__SHORT PROBLEM__
Copy out all the entries word for word.

Part of a data file
- - - - -
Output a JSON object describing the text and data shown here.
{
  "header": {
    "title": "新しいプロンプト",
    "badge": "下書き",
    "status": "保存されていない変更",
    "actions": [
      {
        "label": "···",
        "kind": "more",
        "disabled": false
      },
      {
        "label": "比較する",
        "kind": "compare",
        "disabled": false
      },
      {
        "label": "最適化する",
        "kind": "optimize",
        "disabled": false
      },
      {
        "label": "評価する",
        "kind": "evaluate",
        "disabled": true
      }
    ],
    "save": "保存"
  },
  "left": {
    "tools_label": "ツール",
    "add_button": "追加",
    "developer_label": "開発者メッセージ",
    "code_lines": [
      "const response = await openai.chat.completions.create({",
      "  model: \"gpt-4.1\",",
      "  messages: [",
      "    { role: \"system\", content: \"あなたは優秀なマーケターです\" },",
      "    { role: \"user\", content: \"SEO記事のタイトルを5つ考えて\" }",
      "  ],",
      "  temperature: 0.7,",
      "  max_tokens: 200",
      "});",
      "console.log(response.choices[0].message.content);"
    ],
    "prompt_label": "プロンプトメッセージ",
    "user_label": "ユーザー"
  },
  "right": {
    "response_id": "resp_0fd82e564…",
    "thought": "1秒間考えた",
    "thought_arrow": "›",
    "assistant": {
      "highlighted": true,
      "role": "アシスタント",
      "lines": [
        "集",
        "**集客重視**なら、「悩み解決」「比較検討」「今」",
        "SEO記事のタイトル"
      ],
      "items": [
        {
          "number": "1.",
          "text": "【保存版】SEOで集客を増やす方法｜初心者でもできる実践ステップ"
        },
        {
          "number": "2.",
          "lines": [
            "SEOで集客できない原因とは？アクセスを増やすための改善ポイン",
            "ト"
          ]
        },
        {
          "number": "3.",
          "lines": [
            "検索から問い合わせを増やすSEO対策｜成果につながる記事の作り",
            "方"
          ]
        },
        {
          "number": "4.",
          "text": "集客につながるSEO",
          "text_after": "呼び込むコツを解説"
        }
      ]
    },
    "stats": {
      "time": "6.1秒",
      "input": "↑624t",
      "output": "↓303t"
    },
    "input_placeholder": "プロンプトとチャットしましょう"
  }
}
- - - - -
__EXERCISE ANSWER__
Output a JSON object describing the text and data shown here.
{
  "header": {
    "title": "新しいプロンプト",
    "badge": "下書き",
    "status": "保存されていない変更",
    "actions": [
      {
        "label": "···",
        "kind": "more",
        "disabled": false
      },
      {
        "label": "比較する",
        "kind": "compare",
        "disabled": false
      },
      {
        "label": "最適化する",
        "kind": "optimize",
        "disabled": false
      },
      {
        "label": "評価する",
        "kind": "evaluate",
        "disabled": true
      }
    ],
    "save": "保存"
  },
  "left": {
    "tools_label": "ツール",
    "add_button": "追加",
    "developer_label": "開発者メッセージ",
    "code_lines": [
      "const response = await openai.chat.completions.create({",
      "  model: \"gpt-4.1\",",
      "  messages: [",
      "    { role: \"system\", content: \"あなたは優秀なマーケターです\" },",
      "    { role: \"user\", content: \"SEO記事のタイトルを5つ考えて\" }",
      "  ],",
      "  temperature: 0.7,",
      "  max_tokens: 200",
      "});",
      "console.log(response.choices[0].message.content);"
    ],
    "prompt_label": "プロンプトメッセージ",
    "user_label": "ユーザー"
  },
  "right": {
    "response_id": "resp_0fd82e564…",
    "thought": "1秒間考えた",
    "thought_arrow": "›",
    "assistant": {
      "highlighted": true,
      "role": "アシスタント",
      "lines": [
        "集",
        "**集客重視**なら、「悩み解決」「比較検討」「今」",
        "SEO記事のタイトル"
      ],
      "items": [
        {
          "number": "1.",
          "text": "【保存版】SEOで集客を増やす方法｜初心者でもできる実践ステップ"
        },
        {
          "number": "2.",
          "lines": [
            "SEOで集客できない原因とは？アクセスを増やすための改善ポイン",
            "ト"
          ]
        },
        {
          "number": "3.",
          "lines": [
            "検索から問い合わせを増やすSEO対策｜成果につながる記事の作り",
            "方"
          ]
        },
        {
          "number": "4.",
          "text": "集客につながるSEO",
          "text_after": "呼び込むコツを解説"
        }
      ]
    },
    "stats": {
      "time": "6.1秒",
      "input": "↑624t",
      "output": "↓303t"
    },
    "input_placeholder": "プロンプトとチャットしましょう"
  }
}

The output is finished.